▶ **Data for this task**:

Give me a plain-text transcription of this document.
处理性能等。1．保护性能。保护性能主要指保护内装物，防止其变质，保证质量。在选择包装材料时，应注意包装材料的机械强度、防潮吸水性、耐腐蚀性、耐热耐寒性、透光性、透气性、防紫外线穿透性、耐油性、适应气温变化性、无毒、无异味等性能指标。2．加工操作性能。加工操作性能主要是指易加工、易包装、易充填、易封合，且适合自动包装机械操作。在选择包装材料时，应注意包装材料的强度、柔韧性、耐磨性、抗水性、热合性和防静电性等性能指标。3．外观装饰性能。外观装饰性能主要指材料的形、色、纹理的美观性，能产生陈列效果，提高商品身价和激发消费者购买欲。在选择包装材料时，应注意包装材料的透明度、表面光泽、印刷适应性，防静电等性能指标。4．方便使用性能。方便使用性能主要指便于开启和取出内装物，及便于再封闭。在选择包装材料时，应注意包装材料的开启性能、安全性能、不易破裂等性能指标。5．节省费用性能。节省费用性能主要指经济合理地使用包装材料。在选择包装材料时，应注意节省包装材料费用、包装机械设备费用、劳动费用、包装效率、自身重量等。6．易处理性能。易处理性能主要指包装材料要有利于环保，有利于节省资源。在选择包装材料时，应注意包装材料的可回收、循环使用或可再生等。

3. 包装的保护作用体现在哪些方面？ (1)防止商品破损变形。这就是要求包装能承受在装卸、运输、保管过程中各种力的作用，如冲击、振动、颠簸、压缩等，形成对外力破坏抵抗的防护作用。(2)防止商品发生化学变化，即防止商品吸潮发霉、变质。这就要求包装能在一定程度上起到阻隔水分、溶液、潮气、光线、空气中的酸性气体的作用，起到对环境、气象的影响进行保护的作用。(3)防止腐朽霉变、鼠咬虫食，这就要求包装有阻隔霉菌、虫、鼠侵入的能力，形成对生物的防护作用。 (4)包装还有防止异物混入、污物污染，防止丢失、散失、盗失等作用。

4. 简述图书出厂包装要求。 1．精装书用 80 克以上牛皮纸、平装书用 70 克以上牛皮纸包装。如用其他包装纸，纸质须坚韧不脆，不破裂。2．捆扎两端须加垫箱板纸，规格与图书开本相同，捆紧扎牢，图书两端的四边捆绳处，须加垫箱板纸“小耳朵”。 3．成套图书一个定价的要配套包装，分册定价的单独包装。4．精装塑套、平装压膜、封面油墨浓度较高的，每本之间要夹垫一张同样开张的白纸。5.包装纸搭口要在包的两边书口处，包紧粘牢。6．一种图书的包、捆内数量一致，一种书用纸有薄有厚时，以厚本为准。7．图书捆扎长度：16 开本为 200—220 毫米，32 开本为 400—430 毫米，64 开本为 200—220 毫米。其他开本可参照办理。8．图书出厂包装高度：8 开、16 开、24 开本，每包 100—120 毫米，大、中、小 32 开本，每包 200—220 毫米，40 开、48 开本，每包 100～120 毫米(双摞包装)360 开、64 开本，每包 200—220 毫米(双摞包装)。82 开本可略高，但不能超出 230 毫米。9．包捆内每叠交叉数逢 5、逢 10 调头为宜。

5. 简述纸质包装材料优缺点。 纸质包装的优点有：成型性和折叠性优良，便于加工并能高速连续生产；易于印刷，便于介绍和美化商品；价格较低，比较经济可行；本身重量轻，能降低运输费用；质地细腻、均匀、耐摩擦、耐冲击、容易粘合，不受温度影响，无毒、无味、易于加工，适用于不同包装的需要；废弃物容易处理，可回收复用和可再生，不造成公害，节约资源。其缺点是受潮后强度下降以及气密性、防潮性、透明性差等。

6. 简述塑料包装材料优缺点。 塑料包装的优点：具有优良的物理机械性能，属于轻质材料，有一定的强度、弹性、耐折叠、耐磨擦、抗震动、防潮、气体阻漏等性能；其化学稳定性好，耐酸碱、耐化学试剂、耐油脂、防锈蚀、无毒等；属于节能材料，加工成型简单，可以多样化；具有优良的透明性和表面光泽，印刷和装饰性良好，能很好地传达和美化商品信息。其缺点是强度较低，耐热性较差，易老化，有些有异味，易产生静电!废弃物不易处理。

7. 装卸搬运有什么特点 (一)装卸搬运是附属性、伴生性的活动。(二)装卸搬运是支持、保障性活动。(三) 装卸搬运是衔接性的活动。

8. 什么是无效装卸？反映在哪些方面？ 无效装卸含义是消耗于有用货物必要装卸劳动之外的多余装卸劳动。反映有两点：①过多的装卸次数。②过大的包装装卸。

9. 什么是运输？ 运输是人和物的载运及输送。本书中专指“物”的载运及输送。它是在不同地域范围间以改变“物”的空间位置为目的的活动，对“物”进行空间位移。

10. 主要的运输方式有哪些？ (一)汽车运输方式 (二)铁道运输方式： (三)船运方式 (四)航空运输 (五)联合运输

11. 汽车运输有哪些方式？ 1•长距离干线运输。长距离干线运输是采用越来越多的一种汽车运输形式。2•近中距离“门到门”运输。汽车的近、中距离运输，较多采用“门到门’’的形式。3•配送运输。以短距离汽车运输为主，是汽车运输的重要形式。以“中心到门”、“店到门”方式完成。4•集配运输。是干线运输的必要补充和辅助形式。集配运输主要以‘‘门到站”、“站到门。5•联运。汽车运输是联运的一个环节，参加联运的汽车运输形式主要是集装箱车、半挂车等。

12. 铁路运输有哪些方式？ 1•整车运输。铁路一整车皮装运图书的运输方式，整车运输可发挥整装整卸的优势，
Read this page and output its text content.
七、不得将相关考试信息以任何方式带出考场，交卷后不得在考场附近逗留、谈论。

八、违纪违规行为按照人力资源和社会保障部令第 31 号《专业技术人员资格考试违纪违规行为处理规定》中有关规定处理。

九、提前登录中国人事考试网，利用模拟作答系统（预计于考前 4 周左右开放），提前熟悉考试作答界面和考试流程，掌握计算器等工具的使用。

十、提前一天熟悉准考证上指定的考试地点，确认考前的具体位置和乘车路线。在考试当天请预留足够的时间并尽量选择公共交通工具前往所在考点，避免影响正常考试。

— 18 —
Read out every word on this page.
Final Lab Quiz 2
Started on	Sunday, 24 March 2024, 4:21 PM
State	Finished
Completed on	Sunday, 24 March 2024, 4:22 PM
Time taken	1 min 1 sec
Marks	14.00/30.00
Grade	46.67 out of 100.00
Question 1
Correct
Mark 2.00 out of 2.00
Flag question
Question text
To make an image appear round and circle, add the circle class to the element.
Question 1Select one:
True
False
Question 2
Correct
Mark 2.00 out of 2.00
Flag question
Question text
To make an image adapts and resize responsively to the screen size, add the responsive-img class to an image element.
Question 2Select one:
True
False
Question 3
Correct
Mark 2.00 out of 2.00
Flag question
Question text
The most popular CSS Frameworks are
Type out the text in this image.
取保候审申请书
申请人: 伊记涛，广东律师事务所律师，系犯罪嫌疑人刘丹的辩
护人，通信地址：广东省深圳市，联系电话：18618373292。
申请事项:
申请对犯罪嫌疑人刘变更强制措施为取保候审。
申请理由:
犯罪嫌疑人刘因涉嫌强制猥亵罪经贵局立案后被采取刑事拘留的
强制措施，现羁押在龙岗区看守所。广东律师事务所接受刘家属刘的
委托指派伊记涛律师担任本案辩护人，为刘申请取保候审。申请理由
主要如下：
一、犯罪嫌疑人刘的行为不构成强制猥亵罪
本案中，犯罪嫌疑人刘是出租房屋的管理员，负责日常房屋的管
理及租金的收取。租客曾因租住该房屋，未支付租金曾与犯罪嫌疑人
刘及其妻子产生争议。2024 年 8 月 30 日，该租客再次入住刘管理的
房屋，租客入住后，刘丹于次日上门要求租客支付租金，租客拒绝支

▶ **Requirement**: In the listing, find every line with the word "image" and state how many there are, nothing more.

▶ **Solution to this problem**: 3